§ **ACTIVITY LIST**
**1.** In the article on Sage, who typically chairs the group?
**2.** Please duplicate everything from "The advice provided" down to "Engineering (GSE) profession." in the article on Sage.

What is the Scientific Advisory Group for Emergencies?


The Scientific Advisory Group for Emergencies (Sage) holds meetings to discuss the Covid-19 pandemic and then advises ministers. But what is Sage and who is in the group?

– What role does Sage play?

The group provides scientific and technical advice to support decision makers during emergencies, according to the Government website.

Sage has become active to advise on the UK Government’s response to the coronavirus pandemic.

It is responsible for ensuring that timely and coordinated scientific advice is made available to decision makers to support UK cross-government decisions.

The advice provided by Sage does not represent official Government policy, the Government says.

– Do we know who is in Sage?

The membership of Sage depends on the nature of the emergency but it typically includes leading experts from within Government and leading specialists from the fields of academia and industry.

The group typically is chaired by the Government Chief Scientific Adviser, who at the moment is Sir Patrick Vallance.

– Who is Sir Patrick Vallance?

The public will by now be quite familiar with Sir Patrick due to his frequent appearances at the daily Downing Street press conferences.

Sir Patrick is Government chief scientific adviser and head of the Government Science and Engineering (GSE) profession.

His personal research was in the area of diseases of blood vessels and endothelial biology.

– What has Sage been involved with in recent years?

Workers shore up the dam near the village of Whaley Bridge Credit: Jacob King/PA

Last August, Sage was activated in response to the potential breach of Toddbrook reservoir in Whaley Bridge.

A Precautionary Sage (known as Pre-Sage) was activated to advise on the Zika virus outbreak in 2016.

In 2015, Sage was activated to advise on the Nepal earthquake, and in 2014 it was activated in response to the Ebola outbreak in West Africa.

Sage also advised on winter flooding in the UK in 2013, the Japan nuclear incident in 2011, the volcanic ash emergency in 2010 and the Swine Flu pandemic in 2009.

§ **DATA SHOWN**
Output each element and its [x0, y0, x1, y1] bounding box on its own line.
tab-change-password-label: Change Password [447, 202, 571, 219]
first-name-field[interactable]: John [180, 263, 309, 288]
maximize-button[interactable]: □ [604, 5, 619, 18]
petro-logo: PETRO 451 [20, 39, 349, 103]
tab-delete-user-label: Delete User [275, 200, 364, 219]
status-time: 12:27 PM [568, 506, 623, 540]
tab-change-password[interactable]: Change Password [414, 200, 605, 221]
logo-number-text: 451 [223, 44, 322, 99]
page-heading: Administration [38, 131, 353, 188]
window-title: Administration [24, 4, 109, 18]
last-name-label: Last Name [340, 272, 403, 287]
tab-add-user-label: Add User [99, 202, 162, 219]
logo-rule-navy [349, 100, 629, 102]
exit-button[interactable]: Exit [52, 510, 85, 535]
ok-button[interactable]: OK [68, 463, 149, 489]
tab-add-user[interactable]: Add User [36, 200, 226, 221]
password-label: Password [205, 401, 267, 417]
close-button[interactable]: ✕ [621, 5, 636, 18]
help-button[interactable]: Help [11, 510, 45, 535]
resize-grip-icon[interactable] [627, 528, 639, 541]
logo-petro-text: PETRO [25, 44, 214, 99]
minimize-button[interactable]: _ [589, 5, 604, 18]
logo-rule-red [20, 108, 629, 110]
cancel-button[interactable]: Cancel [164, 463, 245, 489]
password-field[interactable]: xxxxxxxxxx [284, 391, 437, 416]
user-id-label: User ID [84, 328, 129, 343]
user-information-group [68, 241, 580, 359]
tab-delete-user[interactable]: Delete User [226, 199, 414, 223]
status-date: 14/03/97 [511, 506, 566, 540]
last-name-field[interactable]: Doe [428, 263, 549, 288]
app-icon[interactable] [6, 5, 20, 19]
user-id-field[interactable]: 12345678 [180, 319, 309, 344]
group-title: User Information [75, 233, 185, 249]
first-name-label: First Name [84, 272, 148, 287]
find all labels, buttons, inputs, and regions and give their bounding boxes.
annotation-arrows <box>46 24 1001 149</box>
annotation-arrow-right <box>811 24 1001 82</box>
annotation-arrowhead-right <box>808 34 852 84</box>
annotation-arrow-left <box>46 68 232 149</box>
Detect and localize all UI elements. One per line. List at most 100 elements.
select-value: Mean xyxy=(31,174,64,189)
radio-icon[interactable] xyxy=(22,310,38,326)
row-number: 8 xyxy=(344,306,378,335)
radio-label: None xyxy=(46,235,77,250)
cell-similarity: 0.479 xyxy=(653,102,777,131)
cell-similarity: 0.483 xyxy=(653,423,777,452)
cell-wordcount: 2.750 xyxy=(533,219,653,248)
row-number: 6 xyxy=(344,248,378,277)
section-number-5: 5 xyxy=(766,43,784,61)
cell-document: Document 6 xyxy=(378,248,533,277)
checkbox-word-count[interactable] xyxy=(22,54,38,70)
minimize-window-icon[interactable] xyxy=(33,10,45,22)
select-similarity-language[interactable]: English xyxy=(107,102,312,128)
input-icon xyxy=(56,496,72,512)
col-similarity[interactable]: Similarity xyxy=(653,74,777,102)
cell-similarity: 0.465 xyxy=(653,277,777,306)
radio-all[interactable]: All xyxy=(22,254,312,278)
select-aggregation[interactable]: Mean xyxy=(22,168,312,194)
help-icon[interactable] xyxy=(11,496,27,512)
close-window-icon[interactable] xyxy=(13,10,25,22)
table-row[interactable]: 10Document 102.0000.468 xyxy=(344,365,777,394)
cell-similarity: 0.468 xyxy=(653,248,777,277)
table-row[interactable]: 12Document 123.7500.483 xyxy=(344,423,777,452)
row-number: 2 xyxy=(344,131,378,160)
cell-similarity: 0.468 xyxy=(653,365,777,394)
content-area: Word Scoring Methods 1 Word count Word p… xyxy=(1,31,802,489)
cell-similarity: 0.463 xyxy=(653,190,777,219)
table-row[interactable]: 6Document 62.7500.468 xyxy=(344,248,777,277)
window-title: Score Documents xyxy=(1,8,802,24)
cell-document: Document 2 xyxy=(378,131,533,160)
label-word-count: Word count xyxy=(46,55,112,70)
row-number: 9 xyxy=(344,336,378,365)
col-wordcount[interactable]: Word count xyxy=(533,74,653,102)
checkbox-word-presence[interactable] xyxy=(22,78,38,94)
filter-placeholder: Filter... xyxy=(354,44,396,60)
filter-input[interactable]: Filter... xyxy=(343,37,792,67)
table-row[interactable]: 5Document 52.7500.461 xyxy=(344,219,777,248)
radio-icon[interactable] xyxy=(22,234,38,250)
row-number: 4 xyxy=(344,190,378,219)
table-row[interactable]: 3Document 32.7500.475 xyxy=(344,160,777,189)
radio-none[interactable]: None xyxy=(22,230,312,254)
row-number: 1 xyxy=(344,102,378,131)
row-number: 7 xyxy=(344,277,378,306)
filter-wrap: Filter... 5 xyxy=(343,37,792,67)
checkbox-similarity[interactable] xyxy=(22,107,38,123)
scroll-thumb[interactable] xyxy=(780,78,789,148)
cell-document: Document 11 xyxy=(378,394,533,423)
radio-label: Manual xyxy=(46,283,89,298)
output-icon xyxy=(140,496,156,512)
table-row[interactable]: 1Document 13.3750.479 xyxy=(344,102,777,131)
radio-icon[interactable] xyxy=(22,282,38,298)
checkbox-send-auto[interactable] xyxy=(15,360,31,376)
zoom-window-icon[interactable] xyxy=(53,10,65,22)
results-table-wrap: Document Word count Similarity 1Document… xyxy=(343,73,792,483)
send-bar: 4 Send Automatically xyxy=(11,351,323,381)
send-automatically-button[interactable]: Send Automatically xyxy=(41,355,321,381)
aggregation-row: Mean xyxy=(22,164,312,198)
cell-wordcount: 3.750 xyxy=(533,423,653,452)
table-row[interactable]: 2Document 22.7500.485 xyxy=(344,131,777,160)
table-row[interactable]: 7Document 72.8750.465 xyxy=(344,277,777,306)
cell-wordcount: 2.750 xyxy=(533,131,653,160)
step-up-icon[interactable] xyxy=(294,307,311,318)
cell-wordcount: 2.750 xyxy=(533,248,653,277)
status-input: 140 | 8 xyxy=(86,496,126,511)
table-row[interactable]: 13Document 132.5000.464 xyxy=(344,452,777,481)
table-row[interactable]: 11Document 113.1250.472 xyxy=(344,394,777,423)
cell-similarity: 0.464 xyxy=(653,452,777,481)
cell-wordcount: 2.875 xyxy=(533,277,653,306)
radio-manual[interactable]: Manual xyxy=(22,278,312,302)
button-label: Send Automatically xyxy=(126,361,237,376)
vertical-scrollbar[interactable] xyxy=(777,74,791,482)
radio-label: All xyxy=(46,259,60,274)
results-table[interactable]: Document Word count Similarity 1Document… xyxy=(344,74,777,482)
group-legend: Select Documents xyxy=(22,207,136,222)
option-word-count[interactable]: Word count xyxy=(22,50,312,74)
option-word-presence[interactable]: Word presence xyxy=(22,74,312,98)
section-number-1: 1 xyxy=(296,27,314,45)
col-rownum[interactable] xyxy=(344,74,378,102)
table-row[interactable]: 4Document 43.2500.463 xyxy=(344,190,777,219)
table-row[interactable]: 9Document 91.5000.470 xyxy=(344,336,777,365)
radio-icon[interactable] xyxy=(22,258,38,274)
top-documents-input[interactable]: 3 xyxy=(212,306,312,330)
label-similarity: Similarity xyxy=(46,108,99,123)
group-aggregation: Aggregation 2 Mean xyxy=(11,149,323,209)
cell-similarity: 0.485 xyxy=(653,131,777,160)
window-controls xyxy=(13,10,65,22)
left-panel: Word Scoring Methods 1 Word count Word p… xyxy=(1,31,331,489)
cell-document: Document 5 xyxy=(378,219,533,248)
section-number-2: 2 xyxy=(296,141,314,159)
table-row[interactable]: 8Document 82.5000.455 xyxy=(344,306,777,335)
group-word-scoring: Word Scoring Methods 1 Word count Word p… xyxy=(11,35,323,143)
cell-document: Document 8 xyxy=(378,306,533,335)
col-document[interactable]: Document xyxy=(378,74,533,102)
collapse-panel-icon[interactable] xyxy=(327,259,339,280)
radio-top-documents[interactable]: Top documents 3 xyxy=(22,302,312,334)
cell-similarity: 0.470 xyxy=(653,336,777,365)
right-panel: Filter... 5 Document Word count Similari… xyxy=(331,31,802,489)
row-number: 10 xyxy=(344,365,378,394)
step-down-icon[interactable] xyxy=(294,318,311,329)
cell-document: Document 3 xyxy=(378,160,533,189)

§ **RESULTS BY TASK**
**1.** The Government Chief Scientific Adviser, who at the moment is Sir Patrick Vallance.

**2.**
The advice provided by Sage does not represent official Government policy, the Government says.

– Do we know who is in Sage?

The membership of Sage depends on the nature of the emergency but it typically includes leading experts from within Government and leading specialists from the fields of academia and industry.

The group typically is chaired by the Government Chief Scientific Adviser, who at the moment is Sir Patrick Vallance.

– Who is Sir Patrick Vallance?

The public will by now be quite familiar with Sir Patrick due to his frequent appearances at the daily Downing Street press conferences.

Sir Patrick is Government chief scientific adviser and head of the Government Science and Engineering (GSE) profession.